Records from a data source:
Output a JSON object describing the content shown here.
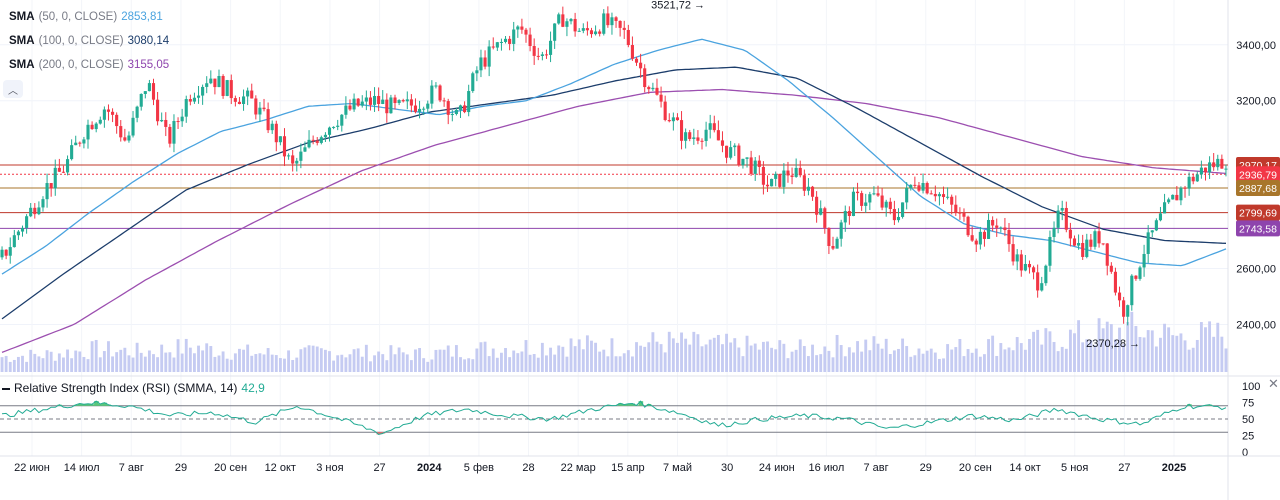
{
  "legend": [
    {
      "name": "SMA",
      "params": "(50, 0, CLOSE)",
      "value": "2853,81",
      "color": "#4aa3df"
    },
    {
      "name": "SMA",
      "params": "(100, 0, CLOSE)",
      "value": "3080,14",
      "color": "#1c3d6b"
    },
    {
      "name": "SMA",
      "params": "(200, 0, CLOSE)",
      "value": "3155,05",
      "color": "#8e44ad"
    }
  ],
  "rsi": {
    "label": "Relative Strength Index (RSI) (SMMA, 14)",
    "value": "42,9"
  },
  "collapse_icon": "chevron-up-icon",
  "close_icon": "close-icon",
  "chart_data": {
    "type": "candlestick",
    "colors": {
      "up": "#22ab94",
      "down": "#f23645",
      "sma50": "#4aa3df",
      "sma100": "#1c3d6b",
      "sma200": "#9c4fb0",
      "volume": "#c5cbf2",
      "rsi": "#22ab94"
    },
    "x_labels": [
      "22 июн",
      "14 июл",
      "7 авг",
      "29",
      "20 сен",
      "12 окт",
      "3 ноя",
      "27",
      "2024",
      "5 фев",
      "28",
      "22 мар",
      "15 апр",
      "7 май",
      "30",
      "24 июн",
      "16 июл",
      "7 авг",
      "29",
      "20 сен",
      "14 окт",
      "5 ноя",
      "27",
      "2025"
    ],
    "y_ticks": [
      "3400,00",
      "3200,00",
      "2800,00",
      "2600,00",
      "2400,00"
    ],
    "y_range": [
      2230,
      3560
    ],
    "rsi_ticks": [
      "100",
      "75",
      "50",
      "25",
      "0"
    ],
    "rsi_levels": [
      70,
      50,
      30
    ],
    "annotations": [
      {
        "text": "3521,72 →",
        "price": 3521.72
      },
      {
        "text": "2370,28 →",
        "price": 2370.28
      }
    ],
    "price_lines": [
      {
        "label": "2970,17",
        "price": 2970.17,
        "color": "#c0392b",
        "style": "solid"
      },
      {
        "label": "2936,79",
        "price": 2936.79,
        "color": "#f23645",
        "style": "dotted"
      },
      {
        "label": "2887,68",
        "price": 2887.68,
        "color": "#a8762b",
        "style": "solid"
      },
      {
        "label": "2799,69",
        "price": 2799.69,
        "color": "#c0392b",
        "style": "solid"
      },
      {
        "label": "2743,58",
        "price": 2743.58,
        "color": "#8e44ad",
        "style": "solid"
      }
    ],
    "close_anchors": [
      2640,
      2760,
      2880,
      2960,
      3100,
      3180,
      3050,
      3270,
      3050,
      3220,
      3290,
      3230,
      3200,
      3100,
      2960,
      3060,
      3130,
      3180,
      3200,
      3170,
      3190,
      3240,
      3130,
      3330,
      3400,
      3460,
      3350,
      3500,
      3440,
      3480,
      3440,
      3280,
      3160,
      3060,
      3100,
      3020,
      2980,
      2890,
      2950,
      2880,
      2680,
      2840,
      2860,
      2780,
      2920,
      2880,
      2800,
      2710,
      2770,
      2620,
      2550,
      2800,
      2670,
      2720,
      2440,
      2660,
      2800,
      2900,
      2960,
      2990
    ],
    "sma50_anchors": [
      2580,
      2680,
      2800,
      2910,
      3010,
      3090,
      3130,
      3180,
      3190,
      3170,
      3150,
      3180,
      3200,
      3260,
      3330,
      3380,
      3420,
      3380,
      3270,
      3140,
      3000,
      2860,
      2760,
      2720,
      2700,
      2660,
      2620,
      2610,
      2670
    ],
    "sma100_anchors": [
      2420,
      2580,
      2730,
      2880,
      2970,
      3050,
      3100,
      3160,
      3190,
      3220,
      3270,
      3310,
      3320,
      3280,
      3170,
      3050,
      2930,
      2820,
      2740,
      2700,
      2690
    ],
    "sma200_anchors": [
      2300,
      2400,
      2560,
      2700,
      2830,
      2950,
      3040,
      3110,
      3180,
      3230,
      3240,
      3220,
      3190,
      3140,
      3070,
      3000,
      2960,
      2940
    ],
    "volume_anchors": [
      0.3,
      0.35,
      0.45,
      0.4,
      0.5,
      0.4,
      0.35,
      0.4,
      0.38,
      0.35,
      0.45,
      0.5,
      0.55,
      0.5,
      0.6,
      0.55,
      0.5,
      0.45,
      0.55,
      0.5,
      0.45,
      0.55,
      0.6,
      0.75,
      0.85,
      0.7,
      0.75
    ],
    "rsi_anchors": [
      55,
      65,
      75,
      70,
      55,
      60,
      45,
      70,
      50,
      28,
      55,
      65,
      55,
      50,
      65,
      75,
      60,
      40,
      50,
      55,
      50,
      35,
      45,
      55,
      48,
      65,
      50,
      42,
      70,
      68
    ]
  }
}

Objective: Copy each line of the records above that carries the word "params".

Task result:
      "params": "(50, 0, CLOSE)",
      "params": "(100, 0, CLOSE)",
      "params": "(200, 0, CLOSE)",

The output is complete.